Dataset extract –
........

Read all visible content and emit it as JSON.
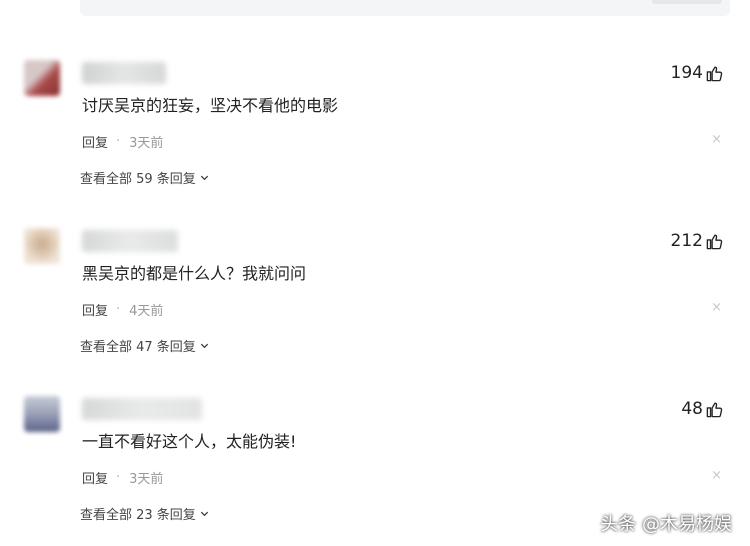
{
  "comments": [
    {
      "likes": "194",
      "text": "讨厌吴京的狂妄，坚决不看他的电影",
      "reply": "回复",
      "separator": "·",
      "time": "3天前",
      "view_all": "查看全部 59 条回复",
      "avatar_colors": [
        "#d7c8c8",
        "#a94a4a"
      ]
    },
    {
      "likes": "212",
      "text": "黑吴京的都是什么人？我就问问",
      "reply": "回复",
      "separator": "·",
      "time": "4天前",
      "view_all": "查看全部 47 条回复",
      "avatar_colors": [
        "#efe3d6",
        "#c9ab8d"
      ]
    },
    {
      "likes": "48",
      "text": "一直不看好这个人，太能伪装!",
      "reply": "回复",
      "separator": "·",
      "time": "3天前",
      "view_all": "查看全部 23 条回复",
      "avatar_colors": [
        "#c7cbd6",
        "#5a6288"
      ]
    }
  ],
  "close_glyph": "×",
  "watermark": "头条 @木易杨娱",
  "icons": {
    "like": "thumbs-up-icon",
    "expand": "chevron-down-icon",
    "close": "close-icon"
  }
}
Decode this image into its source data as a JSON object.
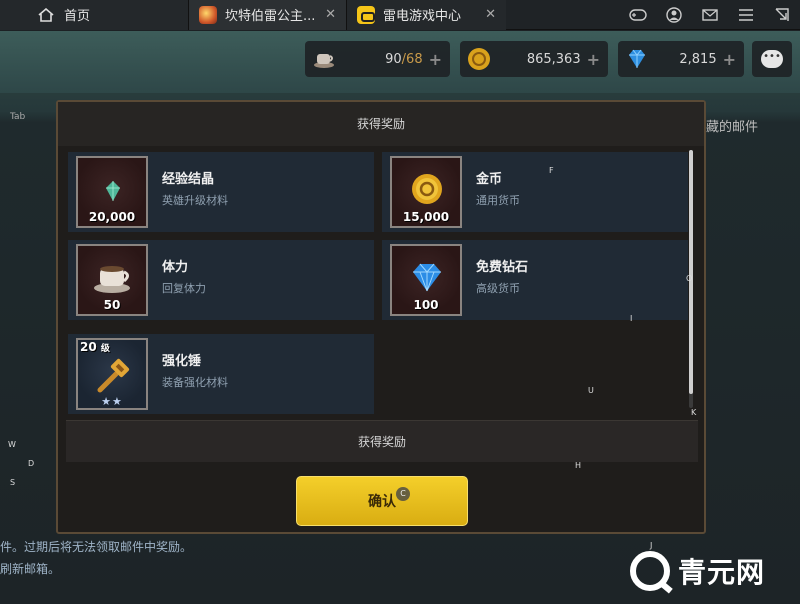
{
  "browser": {
    "home_tab": "首页",
    "game_tab": "坎特伯雷公主...",
    "center_tab": "雷电游戏中心",
    "close_glyph": "✕"
  },
  "resources": {
    "stamina": {
      "current": "90",
      "max": "/68"
    },
    "gold": "865,363",
    "diamond": "2,815",
    "plus": "+"
  },
  "background": {
    "side_tab": "Tab",
    "mail_fragment": "藏的邮件",
    "notice_line1": "件。过期后将无法领取邮件中奖励。",
    "notice_line2": "刷新邮箱。"
  },
  "keys": {
    "F": "F",
    "O": "O",
    "I": "I",
    "U": "U",
    "K": "K",
    "H": "H",
    "W": "W",
    "D": "D",
    "S": "S",
    "J": "J",
    "C": "C"
  },
  "modal": {
    "title": "获得奖励",
    "footer": "获得奖励",
    "confirm": "确认"
  },
  "rewards": [
    {
      "name": "经验结晶",
      "desc": "英雄升级材料",
      "qty": "20,000",
      "icon": "crystal-icon"
    },
    {
      "name": "金币",
      "desc": "通用货币",
      "qty": "15,000",
      "icon": "gold-coin-icon"
    },
    {
      "name": "体力",
      "desc": "回复体力",
      "qty": "50",
      "icon": "coffee-cup-icon"
    },
    {
      "name": "免费钻石",
      "desc": "高级货币",
      "qty": "100",
      "icon": "diamond-icon"
    },
    {
      "name": "强化锤",
      "desc": "装备强化材料",
      "level": "20",
      "level_unit": "级",
      "stars": "★★",
      "icon": "hammer-icon"
    }
  ],
  "watermark": "青元网"
}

........

What is asked – Go through the listing above and write it all out exactly, leaving out any picture.

Task answer –
Read all visible content and emit it as JSON.
{
  "comments": [
    {
      "likes": "194",
      "text": "讨厌吴京的狂妄，坚决不看他的电影",
      "reply": "回复",
      "separator": "·",
      "time": "3天前",
      "view_all": "查看全部 59 条回复",
      "avatar_colors": [
        "#d7c8c8",
        "#a94a4a"
      ]
    },
    {
      "likes": "212",
      "text": "黑吴京的都是什么人？我就问问",
      "reply": "回复",
      "separator": "·",
      "time": "4天前",
      "view_all": "查看全部 47 条回复",
      "avatar_colors": [
        "#efe3d6",
        "#c9ab8d"
      ]
    },
    {
      "likes": "48",
      "text": "一直不看好这个人，太能伪装!",
      "reply": "回复",
      "separator": "·",
      "time": "3天前",
      "view_all": "查看全部 23 条回复",
      "avatar_colors": [
        "#c7cbd6",
        "#5a6288"
      ]
    }
  ],
  "close_glyph": "×",
  "watermark": "头条 @木易杨娱",
  "icons": {
    "like": "thumbs-up-icon",
    "expand": "chevron-down-icon",
    "close": "close-icon"
  }
}
Decode this image into its source data as a JSON object.
{
  "browser": {
    "home_tab": "首页",
    "game_tab": "坎特伯雷公主...",
    "center_tab": "雷电游戏中心",
    "close_glyph": "✕"
  },
  "resources": {
    "stamina": {
      "current": "90",
      "max": "/68"
    },
    "gold": "865,363",
    "diamond": "2,815",
    "plus": "+"
  },
  "background": {
    "side_tab": "Tab",
    "mail_fragment": "藏的邮件",
    "notice_line1": "件。过期后将无法领取邮件中奖励。",
    "notice_line2": "刷新邮箱。"
  },
  "keys": {
    "F": "F",
    "O": "O",
    "I": "I",
    "U": "U",
    "K": "K",
    "H": "H",
    "W": "W",
    "D": "D",
    "S": "S",
    "J": "J",
    "C": "C"
  },
  "modal": {
    "title": "获得奖励",
    "footer": "获得奖励",
    "confirm": "确认"
  },
  "rewards": [
    {
      "name": "经验结晶",
      "desc": "英雄升级材料",
      "qty": "20,000",
      "icon": "crystal-icon"
    },
    {
      "name": "金币",
      "desc": "通用货币",
      "qty": "15,000",
      "icon": "gold-coin-icon"
    },
    {
      "name": "体力",
      "desc": "回复体力",
      "qty": "50",
      "icon": "coffee-cup-icon"
    },
    {
      "name": "免费钻石",
      "desc": "高级货币",
      "qty": "100",
      "icon": "diamond-icon"
    },
    {
      "name": "强化锤",
      "desc": "装备强化材料",
      "level": "20",
      "level_unit": "级",
      "stars": "★★",
      "icon": "hammer-icon"
    }
  ],
  "watermark": "青元网"
}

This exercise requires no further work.